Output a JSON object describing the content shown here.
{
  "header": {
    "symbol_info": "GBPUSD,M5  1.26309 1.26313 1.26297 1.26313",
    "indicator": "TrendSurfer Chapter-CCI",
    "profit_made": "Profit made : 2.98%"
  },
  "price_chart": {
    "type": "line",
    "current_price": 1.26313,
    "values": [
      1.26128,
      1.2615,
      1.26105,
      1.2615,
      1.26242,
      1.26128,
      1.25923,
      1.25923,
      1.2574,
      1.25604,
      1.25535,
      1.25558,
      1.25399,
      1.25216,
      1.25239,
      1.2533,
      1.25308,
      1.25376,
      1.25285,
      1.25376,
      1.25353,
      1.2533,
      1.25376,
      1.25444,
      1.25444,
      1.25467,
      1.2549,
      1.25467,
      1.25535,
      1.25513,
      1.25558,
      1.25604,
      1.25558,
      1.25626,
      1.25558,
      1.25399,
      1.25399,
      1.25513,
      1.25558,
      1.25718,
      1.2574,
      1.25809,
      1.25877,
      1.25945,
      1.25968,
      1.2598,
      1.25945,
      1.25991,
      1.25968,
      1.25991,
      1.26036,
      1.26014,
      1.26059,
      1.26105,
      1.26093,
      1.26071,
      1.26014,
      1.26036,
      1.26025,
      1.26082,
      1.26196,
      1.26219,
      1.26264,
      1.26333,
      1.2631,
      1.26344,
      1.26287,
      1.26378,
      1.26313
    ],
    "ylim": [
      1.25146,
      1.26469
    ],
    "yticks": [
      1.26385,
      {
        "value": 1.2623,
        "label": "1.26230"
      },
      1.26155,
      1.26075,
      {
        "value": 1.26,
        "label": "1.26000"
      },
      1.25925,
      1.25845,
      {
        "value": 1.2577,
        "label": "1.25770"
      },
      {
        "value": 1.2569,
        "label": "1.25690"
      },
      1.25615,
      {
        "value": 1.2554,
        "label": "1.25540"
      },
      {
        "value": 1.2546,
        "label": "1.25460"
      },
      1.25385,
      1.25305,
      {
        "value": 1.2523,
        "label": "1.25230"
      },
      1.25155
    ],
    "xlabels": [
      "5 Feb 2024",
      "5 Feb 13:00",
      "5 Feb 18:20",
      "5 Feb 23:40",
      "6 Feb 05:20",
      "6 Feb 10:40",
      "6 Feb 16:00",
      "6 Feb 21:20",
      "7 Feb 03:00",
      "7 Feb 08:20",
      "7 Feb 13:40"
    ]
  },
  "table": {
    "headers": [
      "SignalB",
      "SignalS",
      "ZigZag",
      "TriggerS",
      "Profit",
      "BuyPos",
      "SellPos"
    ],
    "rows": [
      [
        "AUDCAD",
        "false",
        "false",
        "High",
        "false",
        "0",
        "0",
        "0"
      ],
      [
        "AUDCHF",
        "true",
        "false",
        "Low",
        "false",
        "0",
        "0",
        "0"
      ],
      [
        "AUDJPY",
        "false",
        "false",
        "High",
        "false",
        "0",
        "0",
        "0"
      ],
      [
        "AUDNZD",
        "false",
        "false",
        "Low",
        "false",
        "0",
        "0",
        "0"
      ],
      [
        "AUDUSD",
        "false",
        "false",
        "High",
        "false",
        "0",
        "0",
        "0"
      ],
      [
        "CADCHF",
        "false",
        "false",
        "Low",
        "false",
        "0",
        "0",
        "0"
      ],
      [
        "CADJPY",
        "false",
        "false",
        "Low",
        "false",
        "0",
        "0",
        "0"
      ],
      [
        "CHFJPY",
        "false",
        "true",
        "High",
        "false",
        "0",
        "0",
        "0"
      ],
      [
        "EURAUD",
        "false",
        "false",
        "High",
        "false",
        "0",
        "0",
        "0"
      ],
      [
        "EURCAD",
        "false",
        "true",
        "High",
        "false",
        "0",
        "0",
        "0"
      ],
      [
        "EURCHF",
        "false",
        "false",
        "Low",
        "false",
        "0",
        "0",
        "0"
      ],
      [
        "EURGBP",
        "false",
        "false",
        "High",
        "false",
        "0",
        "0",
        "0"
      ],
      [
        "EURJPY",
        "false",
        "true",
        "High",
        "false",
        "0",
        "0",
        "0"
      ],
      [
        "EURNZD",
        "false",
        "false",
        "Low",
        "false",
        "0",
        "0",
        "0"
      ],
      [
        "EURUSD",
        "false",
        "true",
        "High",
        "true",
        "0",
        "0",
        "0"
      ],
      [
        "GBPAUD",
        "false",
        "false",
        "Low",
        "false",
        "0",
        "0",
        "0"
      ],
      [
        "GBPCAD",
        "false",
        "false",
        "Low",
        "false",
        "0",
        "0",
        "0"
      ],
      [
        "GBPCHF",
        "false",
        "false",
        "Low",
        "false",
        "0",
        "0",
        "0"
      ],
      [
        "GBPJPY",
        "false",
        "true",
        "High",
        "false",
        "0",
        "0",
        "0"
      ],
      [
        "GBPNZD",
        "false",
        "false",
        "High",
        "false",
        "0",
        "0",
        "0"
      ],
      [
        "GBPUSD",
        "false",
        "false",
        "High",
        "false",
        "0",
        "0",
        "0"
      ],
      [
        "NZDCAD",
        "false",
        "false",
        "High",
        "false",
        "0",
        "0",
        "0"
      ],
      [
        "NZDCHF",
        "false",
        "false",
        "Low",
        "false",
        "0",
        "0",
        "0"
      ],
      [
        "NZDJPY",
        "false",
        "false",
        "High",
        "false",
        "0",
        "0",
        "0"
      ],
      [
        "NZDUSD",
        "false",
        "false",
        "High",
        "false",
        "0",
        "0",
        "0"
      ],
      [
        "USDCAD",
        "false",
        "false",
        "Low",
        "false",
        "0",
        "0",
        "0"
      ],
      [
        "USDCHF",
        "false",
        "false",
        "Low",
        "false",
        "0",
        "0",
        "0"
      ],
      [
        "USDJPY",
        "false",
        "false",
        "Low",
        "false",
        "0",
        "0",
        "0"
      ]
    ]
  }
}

================================

◆ EXERCISE AIM ◆
Reproduce all the data word for word.

◆ EXERCISE ANSWER ◆
Output a JSON object describing the content shown here.
{
  "header": {
    "symbol_info": "GBPUSD,M5  1.26309 1.26313 1.26297 1.26313",
    "indicator": "TrendSurfer Chapter-CCI",
    "profit_made": "Profit made : 2.98%"
  },
  "price_chart": {
    "type": "line",
    "current_price": 1.26313,
    "values": [
      1.26128,
      1.2615,
      1.26105,
      1.2615,
      1.26242,
      1.26128,
      1.25923,
      1.25923,
      1.2574,
      1.25604,
      1.25535,
      1.25558,
      1.25399,
      1.25216,
      1.25239,
      1.2533,
      1.25308,
      1.25376,
      1.25285,
      1.25376,
      1.25353,
      1.2533,
      1.25376,
      1.25444,
      1.25444,
      1.25467,
      1.2549,
      1.25467,
      1.25535,
      1.25513,
      1.25558,
      1.25604,
      1.25558,
      1.25626,
      1.25558,
      1.25399,
      1.25399,
      1.25513,
      1.25558,
      1.25718,
      1.2574,
      1.25809,
      1.25877,
      1.25945,
      1.25968,
      1.2598,
      1.25945,
      1.25991,
      1.25968,
      1.25991,
      1.26036,
      1.26014,
      1.26059,
      1.26105,
      1.26093,
      1.26071,
      1.26014,
      1.26036,
      1.26025,
      1.26082,
      1.26196,
      1.26219,
      1.26264,
      1.26333,
      1.2631,
      1.26344,
      1.26287,
      1.26378,
      1.26313
    ],
    "ylim": [
      1.25146,
      1.26469
    ],
    "yticks": [
      1.26385,
      {
        "value": 1.2623,
        "label": "1.26230"
      },
      1.26155,
      1.26075,
      {
        "value": 1.26,
        "label": "1.26000"
      },
      1.25925,
      1.25845,
      {
        "value": 1.2577,
        "label": "1.25770"
      },
      {
        "value": 1.2569,
        "label": "1.25690"
      },
      1.25615,
      {
        "value": 1.2554,
        "label": "1.25540"
      },
      {
        "value": 1.2546,
        "label": "1.25460"
      },
      1.25385,
      1.25305,
      {
        "value": 1.2523,
        "label": "1.25230"
      },
      1.25155
    ],
    "xlabels": [
      "5 Feb 2024",
      "5 Feb 13:00",
      "5 Feb 18:20",
      "5 Feb 23:40",
      "6 Feb 05:20",
      "6 Feb 10:40",
      "6 Feb 16:00",
      "6 Feb 21:20",
      "7 Feb 03:00",
      "7 Feb 08:20",
      "7 Feb 13:40"
    ]
  },
  "table": {
    "headers": [
      "SignalB",
      "SignalS",
      "ZigZag",
      "TriggerS",
      "Profit",
      "BuyPos",
      "SellPos"
    ],
    "rows": [
      [
        "AUDCAD",
        "false",
        "false",
        "High",
        "false",
        "0",
        "0",
        "0"
      ],
      [
        "AUDCHF",
        "true",
        "false",
        "Low",
        "false",
        "0",
        "0",
        "0"
      ],
      [
        "AUDJPY",
        "false",
        "false",
        "High",
        "false",
        "0",
        "0",
        "0"
      ],
      [
        "AUDNZD",
        "false",
        "false",
        "Low",
        "false",
        "0",
        "0",
        "0"
      ],
      [
        "AUDUSD",
        "false",
        "false",
        "High",
        "false",
        "0",
        "0",
        "0"
      ],
      [
        "CADCHF",
        "false",
        "false",
        "Low",
        "false",
        "0",
        "0",
        "0"
      ],
      [
        "CADJPY",
        "false",
        "false",
        "Low",
        "false",
        "0",
        "0",
        "0"
      ],
      [
        "CHFJPY",
        "false",
        "true",
        "High",
        "false",
        "0",
        "0",
        "0"
      ],
      [
        "EURAUD",
        "false",
        "false",
        "High",
        "false",
        "0",
        "0",
        "0"
      ],
      [
        "EURCAD",
        "false",
        "true",
        "High",
        "false",
        "0",
        "0",
        "0"
      ],
      [
        "EURCHF",
        "false",
        "false",
        "Low",
        "false",
        "0",
        "0",
        "0"
      ],
      [
        "EURGBP",
        "false",
        "false",
        "High",
        "false",
        "0",
        "0",
        "0"
      ],
      [
        "EURJPY",
        "false",
        "true",
        "High",
        "false",
        "0",
        "0",
        "0"
      ],
      [
        "EURNZD",
        "false",
        "false",
        "Low",
        "false",
        "0",
        "0",
        "0"
      ],
      [
        "EURUSD",
        "false",
        "true",
        "High",
        "true",
        "0",
        "0",
        "0"
      ],
      [
        "GBPAUD",
        "false",
        "false",
        "Low",
        "false",
        "0",
        "0",
        "0"
      ],
      [
        "GBPCAD",
        "false",
        "false",
        "Low",
        "false",
        "0",
        "0",
        "0"
      ],
      [
        "GBPCHF",
        "false",
        "false",
        "Low",
        "false",
        "0",
        "0",
        "0"
      ],
      [
        "GBPJPY",
        "false",
        "true",
        "High",
        "false",
        "0",
        "0",
        "0"
      ],
      [
        "GBPNZD",
        "false",
        "false",
        "High",
        "false",
        "0",
        "0",
        "0"
      ],
      [
        "GBPUSD",
        "false",
        "false",
        "High",
        "false",
        "0",
        "0",
        "0"
      ],
      [
        "NZDCAD",
        "false",
        "false",
        "High",
        "false",
        "0",
        "0",
        "0"
      ],
      [
        "NZDCHF",
        "false",
        "false",
        "Low",
        "false",
        "0",
        "0",
        "0"
      ],
      [
        "NZDJPY",
        "false",
        "false",
        "High",
        "false",
        "0",
        "0",
        "0"
      ],
      [
        "NZDUSD",
        "false",
        "false",
        "High",
        "false",
        "0",
        "0",
        "0"
      ],
      [
        "USDCAD",
        "false",
        "false",
        "Low",
        "false",
        "0",
        "0",
        "0"
      ],
      [
        "USDCHF",
        "false",
        "false",
        "Low",
        "false",
        "0",
        "0",
        "0"
      ],
      [
        "USDJPY",
        "false",
        "false",
        "Low",
        "false",
        "0",
        "0",
        "0"
      ]
    ]
  }
}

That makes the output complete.